=== Data lines ===
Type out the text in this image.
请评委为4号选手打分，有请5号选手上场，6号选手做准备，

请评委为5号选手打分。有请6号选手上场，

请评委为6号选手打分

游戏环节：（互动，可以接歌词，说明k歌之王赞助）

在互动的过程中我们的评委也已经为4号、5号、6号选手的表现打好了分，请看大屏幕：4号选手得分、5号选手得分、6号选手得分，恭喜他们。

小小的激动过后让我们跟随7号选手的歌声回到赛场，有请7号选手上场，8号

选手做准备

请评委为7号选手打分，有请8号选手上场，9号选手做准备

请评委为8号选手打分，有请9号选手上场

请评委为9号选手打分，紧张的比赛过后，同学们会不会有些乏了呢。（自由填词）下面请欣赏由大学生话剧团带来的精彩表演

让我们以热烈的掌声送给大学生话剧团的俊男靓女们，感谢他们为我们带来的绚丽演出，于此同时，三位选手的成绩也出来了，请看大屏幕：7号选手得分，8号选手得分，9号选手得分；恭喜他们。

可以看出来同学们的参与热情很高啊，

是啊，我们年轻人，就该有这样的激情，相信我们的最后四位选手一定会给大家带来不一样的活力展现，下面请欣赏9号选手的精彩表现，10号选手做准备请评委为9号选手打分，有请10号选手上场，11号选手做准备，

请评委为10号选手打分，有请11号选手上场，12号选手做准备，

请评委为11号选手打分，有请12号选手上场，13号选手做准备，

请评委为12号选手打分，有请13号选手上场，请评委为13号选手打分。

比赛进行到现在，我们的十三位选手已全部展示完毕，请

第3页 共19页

* * *

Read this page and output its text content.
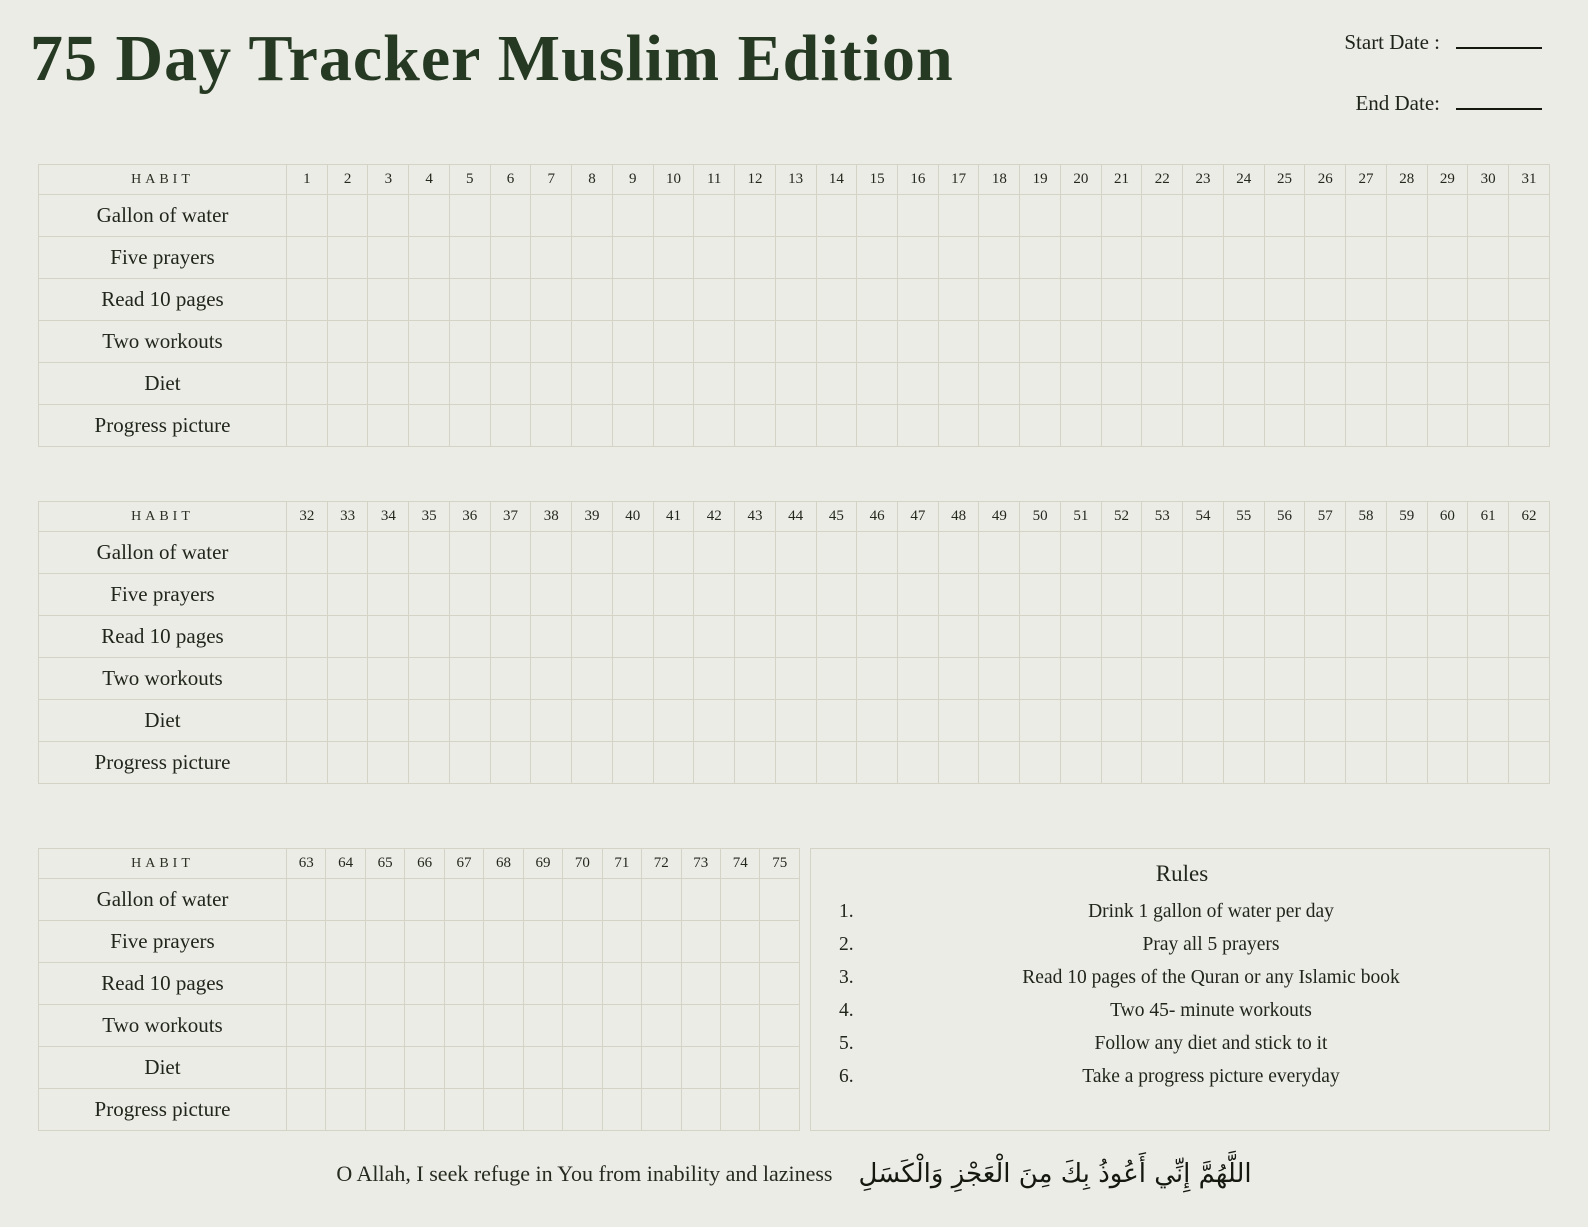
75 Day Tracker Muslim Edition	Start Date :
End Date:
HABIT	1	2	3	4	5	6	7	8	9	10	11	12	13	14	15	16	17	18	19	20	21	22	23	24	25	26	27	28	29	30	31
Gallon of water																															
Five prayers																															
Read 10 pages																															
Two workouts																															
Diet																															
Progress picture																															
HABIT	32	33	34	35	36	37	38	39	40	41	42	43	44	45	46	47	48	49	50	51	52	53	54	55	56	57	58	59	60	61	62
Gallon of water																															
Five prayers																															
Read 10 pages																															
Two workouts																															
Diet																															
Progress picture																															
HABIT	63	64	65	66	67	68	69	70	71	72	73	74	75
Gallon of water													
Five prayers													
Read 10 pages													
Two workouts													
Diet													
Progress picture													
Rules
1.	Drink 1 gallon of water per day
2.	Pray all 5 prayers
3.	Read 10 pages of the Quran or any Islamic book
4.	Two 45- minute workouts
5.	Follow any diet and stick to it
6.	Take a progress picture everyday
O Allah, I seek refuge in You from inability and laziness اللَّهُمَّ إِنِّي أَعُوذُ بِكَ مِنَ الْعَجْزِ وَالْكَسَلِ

==

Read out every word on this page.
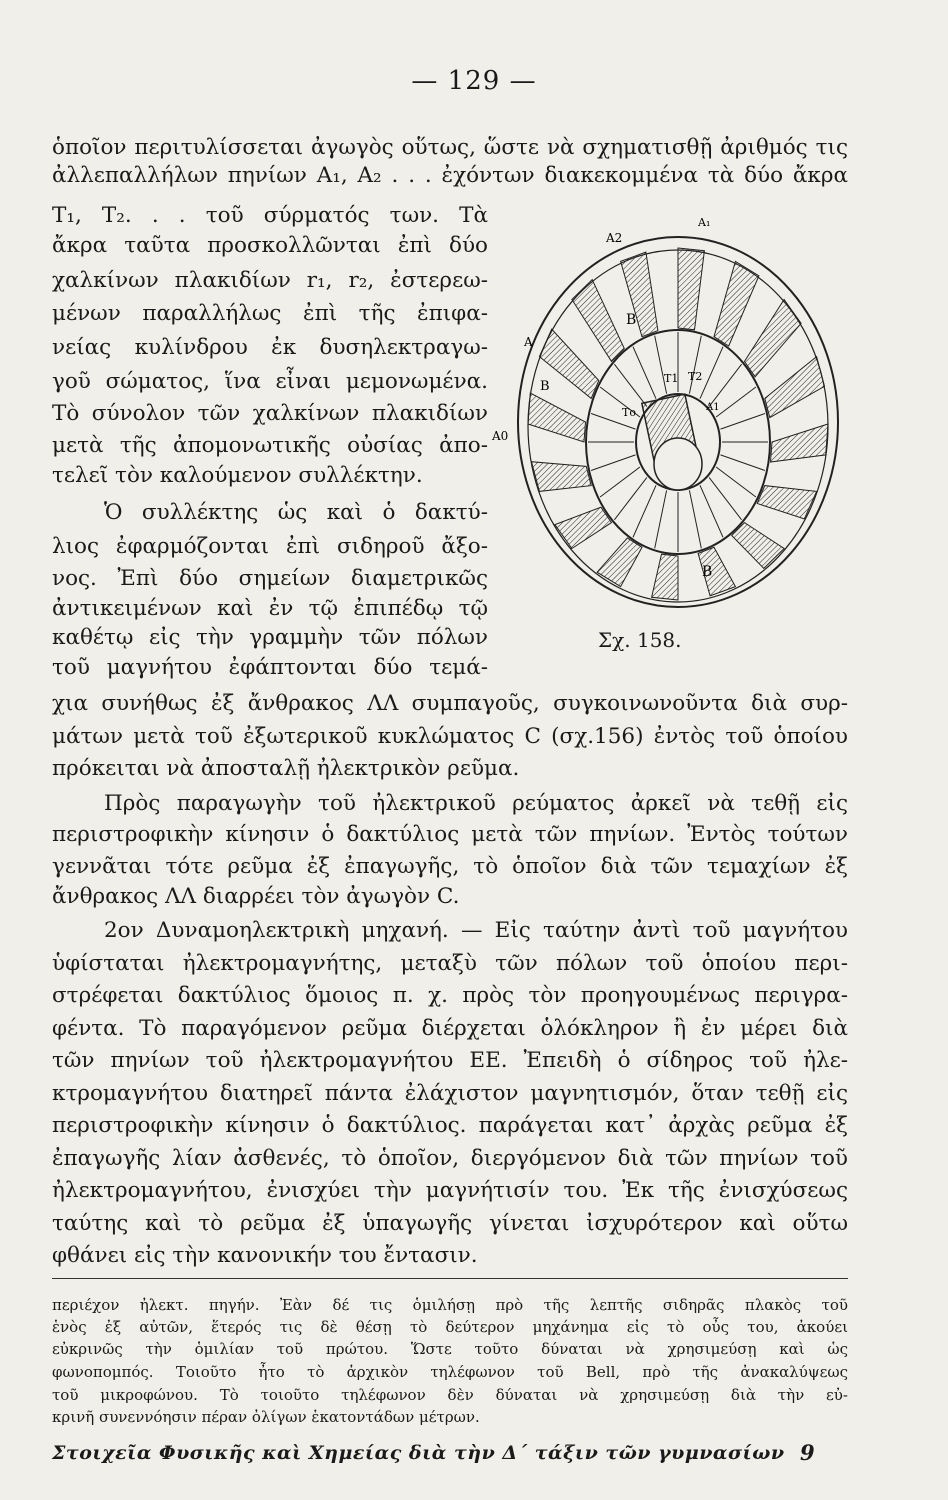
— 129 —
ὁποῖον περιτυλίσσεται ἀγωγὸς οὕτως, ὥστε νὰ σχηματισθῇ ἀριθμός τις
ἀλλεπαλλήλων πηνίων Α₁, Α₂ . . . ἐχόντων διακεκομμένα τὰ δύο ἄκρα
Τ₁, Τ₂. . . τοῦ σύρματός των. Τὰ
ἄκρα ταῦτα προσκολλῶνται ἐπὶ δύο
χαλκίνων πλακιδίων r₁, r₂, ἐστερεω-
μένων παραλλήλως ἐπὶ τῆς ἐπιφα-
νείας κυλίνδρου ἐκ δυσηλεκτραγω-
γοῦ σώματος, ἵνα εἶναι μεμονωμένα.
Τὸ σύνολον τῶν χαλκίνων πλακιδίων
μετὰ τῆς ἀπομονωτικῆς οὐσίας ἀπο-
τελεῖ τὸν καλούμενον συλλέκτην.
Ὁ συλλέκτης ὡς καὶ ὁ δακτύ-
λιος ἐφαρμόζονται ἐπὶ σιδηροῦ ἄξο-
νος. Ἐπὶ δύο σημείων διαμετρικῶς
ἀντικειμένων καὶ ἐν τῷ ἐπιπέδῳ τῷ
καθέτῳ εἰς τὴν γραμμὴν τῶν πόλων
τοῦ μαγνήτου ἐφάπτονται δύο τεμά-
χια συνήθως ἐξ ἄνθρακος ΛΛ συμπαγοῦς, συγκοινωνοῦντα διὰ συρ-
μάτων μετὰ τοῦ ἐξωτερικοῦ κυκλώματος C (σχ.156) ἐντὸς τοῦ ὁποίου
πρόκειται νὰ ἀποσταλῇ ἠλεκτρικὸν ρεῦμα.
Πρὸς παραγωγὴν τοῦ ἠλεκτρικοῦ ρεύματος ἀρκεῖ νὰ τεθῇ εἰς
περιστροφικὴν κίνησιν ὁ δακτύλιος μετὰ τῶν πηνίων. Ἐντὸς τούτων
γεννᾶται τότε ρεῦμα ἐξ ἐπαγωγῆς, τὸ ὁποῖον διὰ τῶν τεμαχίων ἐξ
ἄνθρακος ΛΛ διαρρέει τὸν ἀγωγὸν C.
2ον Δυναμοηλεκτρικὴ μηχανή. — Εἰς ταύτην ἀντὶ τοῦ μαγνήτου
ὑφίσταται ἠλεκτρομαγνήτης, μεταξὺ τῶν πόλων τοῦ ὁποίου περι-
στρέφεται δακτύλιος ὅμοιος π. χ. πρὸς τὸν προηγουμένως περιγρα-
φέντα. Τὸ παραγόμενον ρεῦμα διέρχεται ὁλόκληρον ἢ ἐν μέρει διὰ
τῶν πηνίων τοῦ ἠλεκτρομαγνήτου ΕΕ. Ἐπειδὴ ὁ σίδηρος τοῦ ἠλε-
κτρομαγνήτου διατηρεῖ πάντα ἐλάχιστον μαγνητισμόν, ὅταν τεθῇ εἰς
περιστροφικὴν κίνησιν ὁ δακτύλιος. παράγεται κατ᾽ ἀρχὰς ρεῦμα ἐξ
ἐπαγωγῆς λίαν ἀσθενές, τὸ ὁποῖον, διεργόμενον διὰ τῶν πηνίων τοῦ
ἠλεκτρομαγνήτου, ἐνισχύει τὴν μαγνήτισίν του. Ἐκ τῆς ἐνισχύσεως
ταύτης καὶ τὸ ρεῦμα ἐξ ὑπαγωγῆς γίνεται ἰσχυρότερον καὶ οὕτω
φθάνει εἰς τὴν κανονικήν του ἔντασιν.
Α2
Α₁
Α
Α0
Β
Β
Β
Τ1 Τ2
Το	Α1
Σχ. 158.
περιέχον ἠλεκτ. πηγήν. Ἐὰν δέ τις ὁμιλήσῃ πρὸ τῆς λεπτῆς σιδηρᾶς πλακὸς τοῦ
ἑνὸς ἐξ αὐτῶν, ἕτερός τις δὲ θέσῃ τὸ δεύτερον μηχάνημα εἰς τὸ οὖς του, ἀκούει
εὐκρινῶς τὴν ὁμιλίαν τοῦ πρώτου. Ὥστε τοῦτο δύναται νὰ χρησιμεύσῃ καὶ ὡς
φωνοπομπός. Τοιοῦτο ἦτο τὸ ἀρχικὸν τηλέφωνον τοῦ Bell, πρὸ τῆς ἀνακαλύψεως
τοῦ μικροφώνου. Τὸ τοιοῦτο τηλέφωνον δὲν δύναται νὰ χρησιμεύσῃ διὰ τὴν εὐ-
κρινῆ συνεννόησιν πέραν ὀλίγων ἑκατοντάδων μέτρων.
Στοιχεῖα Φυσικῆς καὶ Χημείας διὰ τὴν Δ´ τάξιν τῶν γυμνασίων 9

=== Aim of the exercise ===
Copy out each line of the material that holds the word "πλακιδίων".

=== Solution to this task ===
χαλκίνων πλακιδίων r₁, r₂, ἐστερεω-
Τὸ σύνολον τῶν χαλκίνων πλακιδίων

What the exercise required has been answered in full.